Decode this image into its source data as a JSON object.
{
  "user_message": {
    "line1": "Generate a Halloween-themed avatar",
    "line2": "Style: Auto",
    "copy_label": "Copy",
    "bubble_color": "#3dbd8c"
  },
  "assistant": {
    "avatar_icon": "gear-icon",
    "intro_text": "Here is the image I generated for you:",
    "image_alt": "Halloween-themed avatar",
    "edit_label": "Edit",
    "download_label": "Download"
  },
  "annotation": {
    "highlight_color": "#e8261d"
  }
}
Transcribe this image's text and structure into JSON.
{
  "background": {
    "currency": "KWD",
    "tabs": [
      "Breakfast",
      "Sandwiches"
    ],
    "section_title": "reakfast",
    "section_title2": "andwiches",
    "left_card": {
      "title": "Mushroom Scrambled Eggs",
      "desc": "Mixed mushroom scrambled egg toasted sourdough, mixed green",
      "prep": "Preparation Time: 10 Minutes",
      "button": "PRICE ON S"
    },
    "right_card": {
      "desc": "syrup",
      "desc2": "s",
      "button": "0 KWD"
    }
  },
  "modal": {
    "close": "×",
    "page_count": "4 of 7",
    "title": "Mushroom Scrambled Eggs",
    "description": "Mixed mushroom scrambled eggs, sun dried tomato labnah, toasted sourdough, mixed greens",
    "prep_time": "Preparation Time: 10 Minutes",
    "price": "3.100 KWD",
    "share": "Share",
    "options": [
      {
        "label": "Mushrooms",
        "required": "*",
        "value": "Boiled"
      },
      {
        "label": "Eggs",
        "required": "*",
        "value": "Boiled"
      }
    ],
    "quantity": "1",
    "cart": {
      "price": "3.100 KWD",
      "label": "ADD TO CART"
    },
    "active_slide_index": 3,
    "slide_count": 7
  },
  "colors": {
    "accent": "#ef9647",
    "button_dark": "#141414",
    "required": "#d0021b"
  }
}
-=-=-
PROBLEM: Pick each line holding the word "into" out of the data and copy it.

FINAL ANSWER:
Decode this image into its source data as a JSON object.
Transcribe this image's text and structure into JSON.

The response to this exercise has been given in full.